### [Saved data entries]
━━━━━━━━━━━━━━━━━━━━

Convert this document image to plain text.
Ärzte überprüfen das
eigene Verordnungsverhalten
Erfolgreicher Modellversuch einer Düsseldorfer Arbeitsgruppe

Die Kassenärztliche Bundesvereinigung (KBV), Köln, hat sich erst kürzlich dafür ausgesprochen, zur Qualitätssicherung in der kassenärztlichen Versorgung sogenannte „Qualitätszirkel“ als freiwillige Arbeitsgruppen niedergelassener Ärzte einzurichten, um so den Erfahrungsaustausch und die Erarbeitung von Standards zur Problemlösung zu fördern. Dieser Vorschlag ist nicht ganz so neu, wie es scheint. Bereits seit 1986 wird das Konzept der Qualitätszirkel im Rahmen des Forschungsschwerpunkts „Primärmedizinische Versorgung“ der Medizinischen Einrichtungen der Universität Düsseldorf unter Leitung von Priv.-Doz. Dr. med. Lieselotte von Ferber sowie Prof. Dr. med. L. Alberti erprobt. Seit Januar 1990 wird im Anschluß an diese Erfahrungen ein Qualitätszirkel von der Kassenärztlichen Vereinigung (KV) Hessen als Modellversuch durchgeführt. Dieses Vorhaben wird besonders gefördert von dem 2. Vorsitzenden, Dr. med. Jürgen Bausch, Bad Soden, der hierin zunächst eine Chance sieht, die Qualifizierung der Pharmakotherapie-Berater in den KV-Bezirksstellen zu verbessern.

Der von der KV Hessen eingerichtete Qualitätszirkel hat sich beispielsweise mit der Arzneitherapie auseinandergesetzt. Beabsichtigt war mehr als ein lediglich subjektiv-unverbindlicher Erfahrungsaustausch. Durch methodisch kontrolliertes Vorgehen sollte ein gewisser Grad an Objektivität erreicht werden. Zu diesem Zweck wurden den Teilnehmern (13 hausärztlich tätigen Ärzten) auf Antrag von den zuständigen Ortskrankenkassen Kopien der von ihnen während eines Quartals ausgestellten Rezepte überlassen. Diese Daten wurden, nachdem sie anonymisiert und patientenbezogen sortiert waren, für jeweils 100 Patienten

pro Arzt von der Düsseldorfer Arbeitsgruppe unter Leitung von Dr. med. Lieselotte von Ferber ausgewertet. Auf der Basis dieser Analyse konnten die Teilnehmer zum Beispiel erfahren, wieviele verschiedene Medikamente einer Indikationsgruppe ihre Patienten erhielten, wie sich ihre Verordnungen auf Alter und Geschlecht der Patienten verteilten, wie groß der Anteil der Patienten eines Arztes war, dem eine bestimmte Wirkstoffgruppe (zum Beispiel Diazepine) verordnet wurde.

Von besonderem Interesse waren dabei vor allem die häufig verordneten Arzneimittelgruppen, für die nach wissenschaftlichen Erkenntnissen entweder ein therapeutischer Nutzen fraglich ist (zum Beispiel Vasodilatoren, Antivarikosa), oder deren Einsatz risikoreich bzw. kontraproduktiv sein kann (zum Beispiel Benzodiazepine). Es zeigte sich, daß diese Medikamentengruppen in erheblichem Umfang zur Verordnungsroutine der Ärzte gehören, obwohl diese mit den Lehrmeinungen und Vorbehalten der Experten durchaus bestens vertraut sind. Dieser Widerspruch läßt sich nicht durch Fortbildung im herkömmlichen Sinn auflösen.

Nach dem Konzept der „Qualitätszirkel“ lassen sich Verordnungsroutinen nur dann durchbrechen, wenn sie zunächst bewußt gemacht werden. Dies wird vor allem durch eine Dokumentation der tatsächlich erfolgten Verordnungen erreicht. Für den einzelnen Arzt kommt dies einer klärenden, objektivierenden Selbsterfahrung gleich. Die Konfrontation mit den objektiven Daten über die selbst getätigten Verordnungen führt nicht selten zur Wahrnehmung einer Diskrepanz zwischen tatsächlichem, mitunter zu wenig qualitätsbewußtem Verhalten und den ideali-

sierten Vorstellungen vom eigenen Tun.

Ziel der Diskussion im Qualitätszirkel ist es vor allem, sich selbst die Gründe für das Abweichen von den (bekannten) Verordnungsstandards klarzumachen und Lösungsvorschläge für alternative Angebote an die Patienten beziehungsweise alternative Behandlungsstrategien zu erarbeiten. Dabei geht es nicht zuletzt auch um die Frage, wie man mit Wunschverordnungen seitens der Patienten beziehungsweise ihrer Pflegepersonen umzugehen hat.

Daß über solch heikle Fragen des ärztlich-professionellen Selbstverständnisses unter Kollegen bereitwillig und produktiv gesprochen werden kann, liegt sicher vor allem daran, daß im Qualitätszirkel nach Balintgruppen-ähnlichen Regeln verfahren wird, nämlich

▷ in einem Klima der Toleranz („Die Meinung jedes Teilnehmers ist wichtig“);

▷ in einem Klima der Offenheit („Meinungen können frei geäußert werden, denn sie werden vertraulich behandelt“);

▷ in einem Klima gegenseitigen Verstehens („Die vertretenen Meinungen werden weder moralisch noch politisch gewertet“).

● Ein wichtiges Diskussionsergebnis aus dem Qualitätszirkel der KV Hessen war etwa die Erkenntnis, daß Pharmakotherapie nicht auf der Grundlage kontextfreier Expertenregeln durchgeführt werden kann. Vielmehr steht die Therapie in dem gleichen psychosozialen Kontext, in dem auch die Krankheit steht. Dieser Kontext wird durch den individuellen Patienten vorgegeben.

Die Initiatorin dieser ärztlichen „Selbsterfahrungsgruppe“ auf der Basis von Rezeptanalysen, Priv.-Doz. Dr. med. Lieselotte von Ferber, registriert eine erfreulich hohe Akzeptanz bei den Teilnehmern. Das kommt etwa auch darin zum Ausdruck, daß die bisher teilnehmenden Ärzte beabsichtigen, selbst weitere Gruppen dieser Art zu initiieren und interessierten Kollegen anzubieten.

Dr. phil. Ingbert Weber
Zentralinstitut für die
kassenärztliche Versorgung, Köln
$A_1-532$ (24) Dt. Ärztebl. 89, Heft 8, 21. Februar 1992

━━━━━━━━━━━━━━━━━━━━

### [EXERCISE]
Look through the material and copy each line that has "Daten".

### [FINAL RESULT]
Der von der KV Hessen eingerichtete Qualitätszirkel hat sich beispielsweise mit der Arzneitherapie auseinandergesetzt. Beabsichtigt war mehr als ein lediglich subjektiv-unverbindlicher Erfahrungsaustausch. Durch methodisch kontrolliertes Vorgehen sollte ein gewisser Grad an Objektivität erreicht werden. Zu diesem Zweck wurden den Teilnehmern (13 hausärztlich tätigen Ärzten) auf Antrag von den zuständigen Ortskrankenkassen Kopien der von ihnen während eines Quartals ausgestellten Rezepte überlassen. Diese Daten wurden, nachdem sie anonymisiert und patientenbezogen sortiert waren, für jeweils 100 Patienten
Nach dem Konzept der „Qualitätszirkel“ lassen sich Verordnungsroutinen nur dann durchbrechen, wenn sie zunächst bewußt gemacht werden. Dies wird vor allem durch eine Dokumentation der tatsächlich erfolgten Verordnungen erreicht. Für den einzelnen Arzt kommt dies einer klärenden, objektivierenden Selbsterfahrung gleich. Die Konfrontation mit den objektiven Daten über die selbst getätigten Verordnungen führt nicht selten zur Wahrnehmung einer Diskrepanz zwischen tatsächlichem, mitunter zu wenig qualitätsbewußtem Verhalten und den ideali-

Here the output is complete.